** Problem statement **
Take the records underneath and set them down exactly.

** Records shown **
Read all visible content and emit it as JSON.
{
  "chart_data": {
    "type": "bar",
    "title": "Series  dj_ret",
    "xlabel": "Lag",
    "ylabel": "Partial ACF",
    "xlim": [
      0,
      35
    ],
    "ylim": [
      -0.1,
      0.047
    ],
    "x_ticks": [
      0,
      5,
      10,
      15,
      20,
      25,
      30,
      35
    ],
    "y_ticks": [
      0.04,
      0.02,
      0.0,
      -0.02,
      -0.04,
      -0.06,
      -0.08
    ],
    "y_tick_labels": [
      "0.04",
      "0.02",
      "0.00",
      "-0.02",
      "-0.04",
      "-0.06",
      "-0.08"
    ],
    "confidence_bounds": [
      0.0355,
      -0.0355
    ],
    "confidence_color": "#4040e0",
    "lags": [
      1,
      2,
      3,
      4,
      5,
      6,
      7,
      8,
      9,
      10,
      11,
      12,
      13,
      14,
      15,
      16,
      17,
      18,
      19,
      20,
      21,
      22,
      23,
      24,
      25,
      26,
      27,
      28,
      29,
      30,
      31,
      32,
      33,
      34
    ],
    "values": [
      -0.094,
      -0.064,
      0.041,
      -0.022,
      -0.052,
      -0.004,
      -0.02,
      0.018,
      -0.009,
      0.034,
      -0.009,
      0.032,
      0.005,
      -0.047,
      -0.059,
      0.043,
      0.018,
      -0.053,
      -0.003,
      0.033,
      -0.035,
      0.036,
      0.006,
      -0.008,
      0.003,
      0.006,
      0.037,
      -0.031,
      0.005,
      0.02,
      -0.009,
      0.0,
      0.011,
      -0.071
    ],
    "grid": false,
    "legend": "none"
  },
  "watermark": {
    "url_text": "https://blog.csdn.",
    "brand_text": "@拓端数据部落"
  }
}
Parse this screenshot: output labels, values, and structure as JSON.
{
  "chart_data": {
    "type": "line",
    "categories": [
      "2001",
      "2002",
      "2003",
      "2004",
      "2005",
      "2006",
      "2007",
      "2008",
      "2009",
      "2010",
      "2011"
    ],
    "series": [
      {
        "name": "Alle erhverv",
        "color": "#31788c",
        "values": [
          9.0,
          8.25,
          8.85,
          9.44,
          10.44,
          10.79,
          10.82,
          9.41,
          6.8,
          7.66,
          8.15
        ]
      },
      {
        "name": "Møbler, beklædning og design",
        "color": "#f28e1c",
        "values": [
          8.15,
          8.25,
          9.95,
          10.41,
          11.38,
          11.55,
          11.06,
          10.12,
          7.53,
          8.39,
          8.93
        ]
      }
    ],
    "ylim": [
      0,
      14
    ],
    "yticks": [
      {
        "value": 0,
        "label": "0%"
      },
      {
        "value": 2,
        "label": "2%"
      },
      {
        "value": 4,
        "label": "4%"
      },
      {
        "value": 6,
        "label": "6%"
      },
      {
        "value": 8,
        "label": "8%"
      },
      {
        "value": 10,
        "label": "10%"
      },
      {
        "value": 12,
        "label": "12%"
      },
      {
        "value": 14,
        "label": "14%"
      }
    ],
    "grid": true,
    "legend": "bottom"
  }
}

** Output for this task **
Read all visible content and emit it as JSON.
{
  "chart_data": {
    "type": "bar",
    "title": "Series  dj_ret",
    "xlabel": "Lag",
    "ylabel": "Partial ACF",
    "xlim": [
      0,
      35
    ],
    "ylim": [
      -0.1,
      0.047
    ],
    "x_ticks": [
      0,
      5,
      10,
      15,
      20,
      25,
      30,
      35
    ],
    "y_ticks": [
      0.04,
      0.02,
      0.0,
      -0.02,
      -0.04,
      -0.06,
      -0.08
    ],
    "y_tick_labels": [
      "0.04",
      "0.02",
      "0.00",
      "-0.02",
      "-0.04",
      "-0.06",
      "-0.08"
    ],
    "confidence_bounds": [
      0.0355,
      -0.0355
    ],
    "confidence_color": "#4040e0",
    "lags": [
      1,
      2,
      3,
      4,
      5,
      6,
      7,
      8,
      9,
      10,
      11,
      12,
      13,
      14,
      15,
      16,
      17,
      18,
      19,
      20,
      21,
      22,
      23,
      24,
      25,
      26,
      27,
      28,
      29,
      30,
      31,
      32,
      33,
      34
    ],
    "values": [
      -0.094,
      -0.064,
      0.041,
      -0.022,
      -0.052,
      -0.004,
      -0.02,
      0.018,
      -0.009,
      0.034,
      -0.009,
      0.032,
      0.005,
      -0.047,
      -0.059,
      0.043,
      0.018,
      -0.053,
      -0.003,
      0.033,
      -0.035,
      0.036,
      0.006,
      -0.008,
      0.003,
      0.006,
      0.037,
      -0.031,
      0.005,
      0.02,
      -0.009,
      0.0,
      0.011,
      -0.071
    ],
    "grid": false,
    "legend": "none"
  },
  "watermark": {
    "url_text": "https://blog.csdn.",
    "brand_text": "@拓端数据部落"
  }
}
Parse this screenshot: output labels, values, and structure as JSON.
{
  "chart_data": {
    "type": "line",
    "categories": [
      "2001",
      "2002",
      "2003",
      "2004",
      "2005",
      "2006",
      "2007",
      "2008",
      "2009",
      "2010",
      "2011"
    ],
    "series": [
      {
        "name": "Alle erhverv",
        "color": "#31788c",
        "values": [
          9.0,
          8.25,
          8.85,
          9.44,
          10.44,
          10.79,
          10.82,
          9.41,
          6.8,
          7.66,
          8.15
        ]
      },
      {
        "name": "Møbler, beklædning og design",
        "color": "#f28e1c",
        "values": [
          8.15,
          8.25,
          9.95,
          10.41,
          11.38,
          11.55,
          11.06,
          10.12,
          7.53,
          8.39,
          8.93
        ]
      }
    ],
    "ylim": [
      0,
      14
    ],
    "yticks": [
      {
        "value": 0,
        "label": "0%"
      },
      {
        "value": 2,
        "label": "2%"
      },
      {
        "value": 4,
        "label": "4%"
      },
      {
        "value": 6,
        "label": "6%"
      },
      {
        "value": 8,
        "label": "8%"
      },
      {
        "value": 10,
        "label": "10%"
      },
      {
        "value": 12,
        "label": "12%"
      },
      {
        "value": 14,
        "label": "14%"
      }
    ],
    "grid": true,
    "legend": "bottom"
  }
}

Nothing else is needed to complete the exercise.